**Directive**:
Write each record again exactly as it stands.
****************
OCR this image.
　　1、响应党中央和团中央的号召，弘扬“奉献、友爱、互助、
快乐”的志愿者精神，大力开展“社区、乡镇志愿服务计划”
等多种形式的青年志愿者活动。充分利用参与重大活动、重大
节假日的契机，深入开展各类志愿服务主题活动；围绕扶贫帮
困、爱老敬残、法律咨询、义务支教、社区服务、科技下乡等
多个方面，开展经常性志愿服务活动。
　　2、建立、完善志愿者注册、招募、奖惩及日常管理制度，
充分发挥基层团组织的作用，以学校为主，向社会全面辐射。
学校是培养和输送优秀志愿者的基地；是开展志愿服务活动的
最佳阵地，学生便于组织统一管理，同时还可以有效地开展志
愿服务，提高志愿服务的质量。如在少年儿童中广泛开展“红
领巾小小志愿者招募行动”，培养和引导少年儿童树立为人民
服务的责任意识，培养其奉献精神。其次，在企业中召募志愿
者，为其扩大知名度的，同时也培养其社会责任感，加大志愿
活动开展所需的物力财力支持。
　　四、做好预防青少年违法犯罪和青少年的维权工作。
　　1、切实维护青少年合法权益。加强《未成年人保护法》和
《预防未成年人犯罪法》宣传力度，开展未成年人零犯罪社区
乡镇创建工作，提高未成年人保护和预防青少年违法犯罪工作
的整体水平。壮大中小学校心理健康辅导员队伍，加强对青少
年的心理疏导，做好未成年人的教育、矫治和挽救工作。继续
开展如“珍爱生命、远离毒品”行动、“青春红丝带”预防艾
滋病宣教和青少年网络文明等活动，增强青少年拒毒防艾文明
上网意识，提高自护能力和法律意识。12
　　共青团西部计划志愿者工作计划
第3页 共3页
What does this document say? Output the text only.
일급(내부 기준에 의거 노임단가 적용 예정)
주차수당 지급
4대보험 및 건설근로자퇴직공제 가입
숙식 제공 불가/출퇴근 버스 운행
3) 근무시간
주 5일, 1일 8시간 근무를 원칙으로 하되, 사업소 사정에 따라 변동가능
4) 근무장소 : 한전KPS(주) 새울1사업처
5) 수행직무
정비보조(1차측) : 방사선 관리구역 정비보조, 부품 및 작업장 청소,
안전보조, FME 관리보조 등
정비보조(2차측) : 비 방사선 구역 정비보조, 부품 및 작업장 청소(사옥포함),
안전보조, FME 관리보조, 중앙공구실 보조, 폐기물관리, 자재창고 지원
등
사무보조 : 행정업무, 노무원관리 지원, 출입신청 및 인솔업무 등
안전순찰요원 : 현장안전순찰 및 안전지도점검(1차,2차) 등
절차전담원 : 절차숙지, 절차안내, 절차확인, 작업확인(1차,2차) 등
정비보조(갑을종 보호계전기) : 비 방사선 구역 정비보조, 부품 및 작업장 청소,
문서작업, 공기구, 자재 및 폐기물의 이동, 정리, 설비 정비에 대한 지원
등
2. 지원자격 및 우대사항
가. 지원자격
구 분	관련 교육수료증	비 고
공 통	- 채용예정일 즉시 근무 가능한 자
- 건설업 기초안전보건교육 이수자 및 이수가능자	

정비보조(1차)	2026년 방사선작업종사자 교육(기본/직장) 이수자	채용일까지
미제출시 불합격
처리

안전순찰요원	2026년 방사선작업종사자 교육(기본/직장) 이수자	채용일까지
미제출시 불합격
****************
**Answer in full**:
OCR this image.
　　1、响应党中央和团中央的号召，弘扬“奉献、友爱、互助、
快乐”的志愿者精神，大力开展“社区、乡镇志愿服务计划”
等多种形式的青年志愿者活动。充分利用参与重大活动、重大
节假日的契机，深入开展各类志愿服务主题活动；围绕扶贫帮
困、爱老敬残、法律咨询、义务支教、社区服务、科技下乡等
多个方面，开展经常性志愿服务活动。
　　2、建立、完善志愿者注册、招募、奖惩及日常管理制度，
充分发挥基层团组织的作用，以学校为主，向社会全面辐射。
学校是培养和输送优秀志愿者的基地；是开展志愿服务活动的
最佳阵地，学生便于组织统一管理，同时还可以有效地开展志
愿服务，提高志愿服务的质量。如在少年儿童中广泛开展“红
领巾小小志愿者招募行动”，培养和引导少年儿童树立为人民
服务的责任意识，培养其奉献精神。其次，在企业中召募志愿
者，为其扩大知名度的，同时也培养其社会责任感，加大志愿
活动开展所需的物力财力支持。
　　四、做好预防青少年违法犯罪和青少年的维权工作。
　　1、切实维护青少年合法权益。加强《未成年人保护法》和
《预防未成年人犯罪法》宣传力度，开展未成年人零犯罪社区
乡镇创建工作，提高未成年人保护和预防青少年违法犯罪工作
的整体水平。壮大中小学校心理健康辅导员队伍，加强对青少
年的心理疏导，做好未成年人的教育、矫治和挽救工作。继续
开展如“珍爱生命、远离毒品”行动、“青春红丝带”预防艾
滋病宣教和青少年网络文明等活动，增强青少年拒毒防艾文明
上网意识，提高自护能力和法律意识。12
　　共青团西部计划志愿者工作计划
第3页 共3页
What does this document say? Output the text only.
일급(내부 기준에 의거 노임단가 적용 예정)
주차수당 지급
4대보험 및 건설근로자퇴직공제 가입
숙식 제공 불가/출퇴근 버스 운행
3) 근무시간
주 5일, 1일 8시간 근무를 원칙으로 하되, 사업소 사정에 따라 변동가능
4) 근무장소 : 한전KPS(주) 새울1사업처
5) 수행직무
정비보조(1차측) : 방사선 관리구역 정비보조, 부품 및 작업장 청소,
안전보조, FME 관리보조 등
정비보조(2차측) : 비 방사선 구역 정비보조, 부품 및 작업장 청소(사옥포함),
안전보조, FME 관리보조, 중앙공구실 보조, 폐기물관리, 자재창고 지원
등
사무보조 : 행정업무, 노무원관리 지원, 출입신청 및 인솔업무 등
안전순찰요원 : 현장안전순찰 및 안전지도점검(1차,2차) 등
절차전담원 : 절차숙지, 절차안내, 절차확인, 작업확인(1차,2차) 등
정비보조(갑을종 보호계전기) : 비 방사선 구역 정비보조, 부품 및 작업장 청소,
문서작업, 공기구, 자재 및 폐기물의 이동, 정리, 설비 정비에 대한 지원
등
2. 지원자격 및 우대사항
가. 지원자격
구 분	관련 교육수료증	비 고
공 통	- 채용예정일 즉시 근무 가능한 자
- 건설업 기초안전보건교육 이수자 및 이수가능자	

정비보조(1차)	2026년 방사선작업종사자 교육(기본/직장) 이수자	채용일까지
미제출시 불합격
처리

안전순찰요원	2026년 방사선작업종사자 교육(기본/직장) 이수자	채용일까지
미제출시 불합격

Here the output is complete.